-------- Excerpted records --------

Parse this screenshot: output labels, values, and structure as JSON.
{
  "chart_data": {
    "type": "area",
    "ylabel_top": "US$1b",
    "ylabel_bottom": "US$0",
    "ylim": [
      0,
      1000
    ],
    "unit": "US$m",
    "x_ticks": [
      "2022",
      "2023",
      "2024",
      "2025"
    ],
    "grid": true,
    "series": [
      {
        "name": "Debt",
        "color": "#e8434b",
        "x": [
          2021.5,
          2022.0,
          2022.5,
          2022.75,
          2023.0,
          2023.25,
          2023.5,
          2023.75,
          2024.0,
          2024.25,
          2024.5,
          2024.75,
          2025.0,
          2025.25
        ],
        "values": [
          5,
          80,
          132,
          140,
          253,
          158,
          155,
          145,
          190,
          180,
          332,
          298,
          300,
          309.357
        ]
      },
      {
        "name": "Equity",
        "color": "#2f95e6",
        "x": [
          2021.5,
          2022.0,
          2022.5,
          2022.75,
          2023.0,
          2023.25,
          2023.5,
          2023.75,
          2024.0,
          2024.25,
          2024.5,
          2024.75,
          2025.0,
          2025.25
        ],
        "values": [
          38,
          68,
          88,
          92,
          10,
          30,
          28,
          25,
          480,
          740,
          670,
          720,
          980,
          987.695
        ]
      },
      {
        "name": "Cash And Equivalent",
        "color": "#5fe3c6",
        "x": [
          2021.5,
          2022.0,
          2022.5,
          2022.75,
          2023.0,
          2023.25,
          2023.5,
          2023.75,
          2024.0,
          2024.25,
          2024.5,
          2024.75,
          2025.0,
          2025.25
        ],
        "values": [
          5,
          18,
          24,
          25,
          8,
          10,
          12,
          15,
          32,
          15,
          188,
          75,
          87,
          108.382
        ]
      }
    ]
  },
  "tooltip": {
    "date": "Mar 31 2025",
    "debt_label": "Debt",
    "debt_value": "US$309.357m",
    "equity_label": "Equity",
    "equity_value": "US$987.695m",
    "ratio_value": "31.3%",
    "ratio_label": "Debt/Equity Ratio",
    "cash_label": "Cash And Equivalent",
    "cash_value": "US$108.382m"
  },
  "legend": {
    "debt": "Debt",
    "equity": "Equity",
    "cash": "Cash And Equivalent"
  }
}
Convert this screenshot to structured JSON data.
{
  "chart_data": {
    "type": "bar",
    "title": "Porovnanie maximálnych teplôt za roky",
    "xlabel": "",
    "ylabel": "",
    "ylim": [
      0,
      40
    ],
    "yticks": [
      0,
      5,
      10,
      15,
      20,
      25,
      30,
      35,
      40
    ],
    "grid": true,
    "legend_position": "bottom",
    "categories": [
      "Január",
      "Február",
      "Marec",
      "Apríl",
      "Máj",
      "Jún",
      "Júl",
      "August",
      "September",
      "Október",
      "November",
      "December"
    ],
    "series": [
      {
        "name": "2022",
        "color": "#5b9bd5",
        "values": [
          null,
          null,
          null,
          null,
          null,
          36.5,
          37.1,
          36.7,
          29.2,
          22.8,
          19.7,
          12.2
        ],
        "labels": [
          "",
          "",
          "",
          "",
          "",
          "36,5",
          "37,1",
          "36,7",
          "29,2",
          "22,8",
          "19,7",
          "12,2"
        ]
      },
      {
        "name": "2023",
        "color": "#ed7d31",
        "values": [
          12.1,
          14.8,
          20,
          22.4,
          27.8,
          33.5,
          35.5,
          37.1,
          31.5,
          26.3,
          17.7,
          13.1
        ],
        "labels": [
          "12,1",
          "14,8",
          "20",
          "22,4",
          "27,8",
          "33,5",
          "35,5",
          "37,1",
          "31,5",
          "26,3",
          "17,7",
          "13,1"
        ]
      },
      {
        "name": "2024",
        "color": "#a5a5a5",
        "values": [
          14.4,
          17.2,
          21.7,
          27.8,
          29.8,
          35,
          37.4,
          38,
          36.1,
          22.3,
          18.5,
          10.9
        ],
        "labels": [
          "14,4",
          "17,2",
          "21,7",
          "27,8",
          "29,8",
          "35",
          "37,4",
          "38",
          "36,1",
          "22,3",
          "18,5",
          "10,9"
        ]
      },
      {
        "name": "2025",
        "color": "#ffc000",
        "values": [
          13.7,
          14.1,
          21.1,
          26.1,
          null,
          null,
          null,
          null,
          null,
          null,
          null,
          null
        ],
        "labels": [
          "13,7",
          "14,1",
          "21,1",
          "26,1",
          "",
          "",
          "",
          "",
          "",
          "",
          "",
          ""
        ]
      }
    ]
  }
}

--------

**Exercise details**
All lines above with "name" in them should be returned.

**Correct output**
        "name": "Debt",
        "name": "Equity",
        "name": "Cash And Equivalent",
        "name": "2022",
        "name": "2023",
        "name": "2024",
        "name": "2025",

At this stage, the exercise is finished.